WHAT IS BEING ASKED
Leave out the pictures and return every entry exactly as it appears.

INPUT
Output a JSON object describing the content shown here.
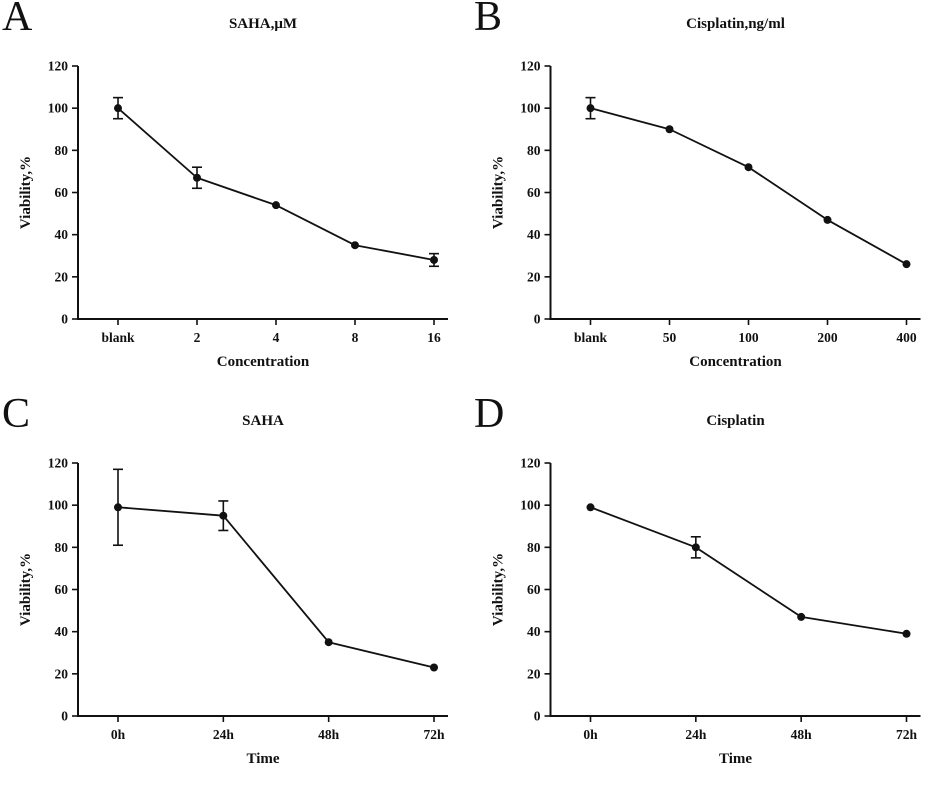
{
  "figure": {
    "background": "#ffffff",
    "line_color": "#111111"
  },
  "chart_data": [
    {
      "panel": "A",
      "type": "line",
      "title": "SAHA,μM",
      "xlabel": "Concentration",
      "ylabel": "Viability,%",
      "categories": [
        "blank",
        "2",
        "4",
        "8",
        "16"
      ],
      "values": [
        100,
        67,
        54,
        35,
        28
      ],
      "errors": [
        5,
        5,
        0,
        0,
        3
      ],
      "ylim": [
        0,
        120
      ],
      "yticks": [
        0,
        20,
        40,
        60,
        80,
        100,
        120
      ],
      "legend": "none",
      "grid": false
    },
    {
      "panel": "B",
      "type": "line",
      "title": "Cisplatin,ng/ml",
      "xlabel": "Concentration",
      "ylabel": "Viability,%",
      "categories": [
        "blank",
        "50",
        "100",
        "200",
        "400"
      ],
      "values": [
        100,
        90,
        72,
        47,
        26
      ],
      "errors": [
        5,
        0,
        0,
        0,
        0
      ],
      "ylim": [
        0,
        120
      ],
      "yticks": [
        0,
        20,
        40,
        60,
        80,
        100,
        120
      ],
      "legend": "none",
      "grid": false
    },
    {
      "panel": "C",
      "type": "line",
      "title": "SAHA",
      "xlabel": "Time",
      "ylabel": "Viability,%",
      "categories": [
        "0h",
        "24h",
        "48h",
        "72h"
      ],
      "values": [
        99,
        95,
        35,
        23
      ],
      "errors": [
        18,
        7,
        0,
        0
      ],
      "ylim": [
        0,
        120
      ],
      "yticks": [
        0,
        20,
        40,
        60,
        80,
        100,
        120
      ],
      "legend": "none",
      "grid": false
    },
    {
      "panel": "D",
      "type": "line",
      "title": "Cisplatin",
      "xlabel": "Time",
      "ylabel": "Viability,%",
      "categories": [
        "0h",
        "24h",
        "48h",
        "72h"
      ],
      "values": [
        99,
        80,
        47,
        39
      ],
      "errors": [
        0,
        5,
        0,
        0
      ],
      "ylim": [
        0,
        120
      ],
      "yticks": [
        0,
        20,
        40,
        60,
        80,
        100,
        120
      ],
      "legend": "none",
      "grid": false
    }
  ]
}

EXPECTED ANSWER
Output a JSON object describing the content shown here.
{
  "figure": {
    "background": "#ffffff",
    "line_color": "#111111"
  },
  "chart_data": [
    {
      "panel": "A",
      "type": "line",
      "title": "SAHA,μM",
      "xlabel": "Concentration",
      "ylabel": "Viability,%",
      "categories": [
        "blank",
        "2",
        "4",
        "8",
        "16"
      ],
      "values": [
        100,
        67,
        54,
        35,
        28
      ],
      "errors": [
        5,
        5,
        0,
        0,
        3
      ],
      "ylim": [
        0,
        120
      ],
      "yticks": [
        0,
        20,
        40,
        60,
        80,
        100,
        120
      ],
      "legend": "none",
      "grid": false
    },
    {
      "panel": "B",
      "type": "line",
      "title": "Cisplatin,ng/ml",
      "xlabel": "Concentration",
      "ylabel": "Viability,%",
      "categories": [
        "blank",
        "50",
        "100",
        "200",
        "400"
      ],
      "values": [
        100,
        90,
        72,
        47,
        26
      ],
      "errors": [
        5,
        0,
        0,
        0,
        0
      ],
      "ylim": [
        0,
        120
      ],
      "yticks": [
        0,
        20,
        40,
        60,
        80,
        100,
        120
      ],
      "legend": "none",
      "grid": false
    },
    {
      "panel": "C",
      "type": "line",
      "title": "SAHA",
      "xlabel": "Time",
      "ylabel": "Viability,%",
      "categories": [
        "0h",
        "24h",
        "48h",
        "72h"
      ],
      "values": [
        99,
        95,
        35,
        23
      ],
      "errors": [
        18,
        7,
        0,
        0
      ],
      "ylim": [
        0,
        120
      ],
      "yticks": [
        0,
        20,
        40,
        60,
        80,
        100,
        120
      ],
      "legend": "none",
      "grid": false
    },
    {
      "panel": "D",
      "type": "line",
      "title": "Cisplatin",
      "xlabel": "Time",
      "ylabel": "Viability,%",
      "categories": [
        "0h",
        "24h",
        "48h",
        "72h"
      ],
      "values": [
        99,
        80,
        47,
        39
      ],
      "errors": [
        0,
        5,
        0,
        0
      ],
      "ylim": [
        0,
        120
      ],
      "yticks": [
        0,
        20,
        40,
        60,
        80,
        100,
        120
      ],
      "legend": "none",
      "grid": false
    }
  ]
}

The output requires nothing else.